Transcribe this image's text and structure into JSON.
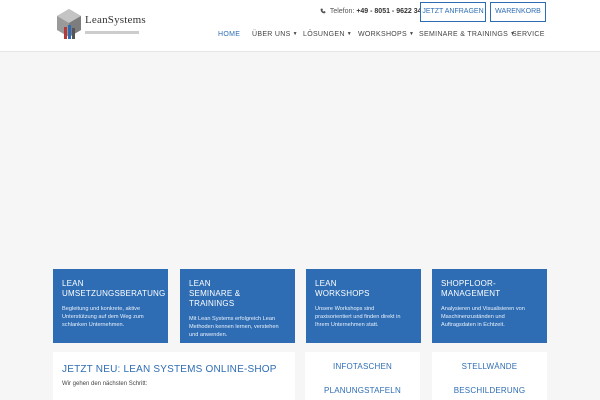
{
  "header": {
    "logo_text": "LeanSystems",
    "phone_label": "Telefon:",
    "phone_number": "+49 - 8051 - 9622 344",
    "btn_anfragen": "JETZT ANFRAGEN",
    "btn_warenkorb": "WARENKORB"
  },
  "nav": {
    "items": [
      {
        "label": "HOME"
      },
      {
        "label": "ÜBER UNS"
      },
      {
        "label": "LÖSUNGEN"
      },
      {
        "label": "WORKSHOPS"
      },
      {
        "label": "SEMINARE & TRAININGS"
      },
      {
        "label": "SERVICE"
      }
    ]
  },
  "cards": [
    {
      "title_1": "LEAN",
      "title_2": "UMSETZUNGSBERATUNG",
      "text": "Begleitung und konkrete, aktive Unterstützung auf dem Weg zum schlanken Unternehmen."
    },
    {
      "title_1": "LEAN",
      "title_2": "SEMINARE & TRAININGS",
      "text": "Mit Lean Systems erfolgreich Lean Methoden kennen lernen, verstehen und anwenden."
    },
    {
      "title_1": "LEAN",
      "title_2": "WORKSHOPS",
      "text": "Unsere Workshops sind praxisorientiert und finden direkt in Ihrem Unternehmen statt."
    },
    {
      "title_1": "SHOPFLOOR-",
      "title_2": "MANAGEMENT",
      "text": "Analysieren und Visualisieren von Maschinenzuständen und Auftragsdaten in Echtzeit."
    }
  ],
  "shop": {
    "title": "JETZT NEU: LEAN SYSTEMS ONLINE-SHOP",
    "text": "Wir gehen den nächsten Schritt:"
  },
  "links": {
    "box_a": [
      "INFOTASCHEN",
      "PLANUNGSTAFELN"
    ],
    "box_b": [
      "STELLWÄNDE",
      "BESCHILDERUNG"
    ]
  },
  "colors": {
    "accent": "#2e6db4",
    "page_bg": "#f6f6f6"
  }
}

Job. Every line should be retyped exactly, with the pictures omitted.

Complete answer.
Transcribe this image's text and structure into JSON.
{
  "header": {
    "logo_text": "LeanSystems",
    "phone_label": "Telefon:",
    "phone_number": "+49 - 8051 - 9622 344",
    "btn_anfragen": "JETZT ANFRAGEN",
    "btn_warenkorb": "WARENKORB"
  },
  "nav": {
    "items": [
      {
        "label": "HOME"
      },
      {
        "label": "ÜBER UNS"
      },
      {
        "label": "LÖSUNGEN"
      },
      {
        "label": "WORKSHOPS"
      },
      {
        "label": "SEMINARE & TRAININGS"
      },
      {
        "label": "SERVICE"
      }
    ]
  },
  "cards": [
    {
      "title_1": "LEAN",
      "title_2": "UMSETZUNGSBERATUNG",
      "text": "Begleitung und konkrete, aktive Unterstützung auf dem Weg zum schlanken Unternehmen."
    },
    {
      "title_1": "LEAN",
      "title_2": "SEMINARE & TRAININGS",
      "text": "Mit Lean Systems erfolgreich Lean Methoden kennen lernen, verstehen und anwenden."
    },
    {
      "title_1": "LEAN",
      "title_2": "WORKSHOPS",
      "text": "Unsere Workshops sind praxisorientiert und finden direkt in Ihrem Unternehmen statt."
    },
    {
      "title_1": "SHOPFLOOR-",
      "title_2": "MANAGEMENT",
      "text": "Analysieren und Visualisieren von Maschinenzuständen und Auftragsdaten in Echtzeit."
    }
  ],
  "shop": {
    "title": "JETZT NEU: LEAN SYSTEMS ONLINE-SHOP",
    "text": "Wir gehen den nächsten Schritt:"
  },
  "links": {
    "box_a": [
      "INFOTASCHEN",
      "PLANUNGSTAFELN"
    ],
    "box_b": [
      "STELLWÄNDE",
      "BESCHILDERUNG"
    ]
  },
  "colors": {
    "accent": "#2e6db4",
    "page_bg": "#f6f6f6"
  }
}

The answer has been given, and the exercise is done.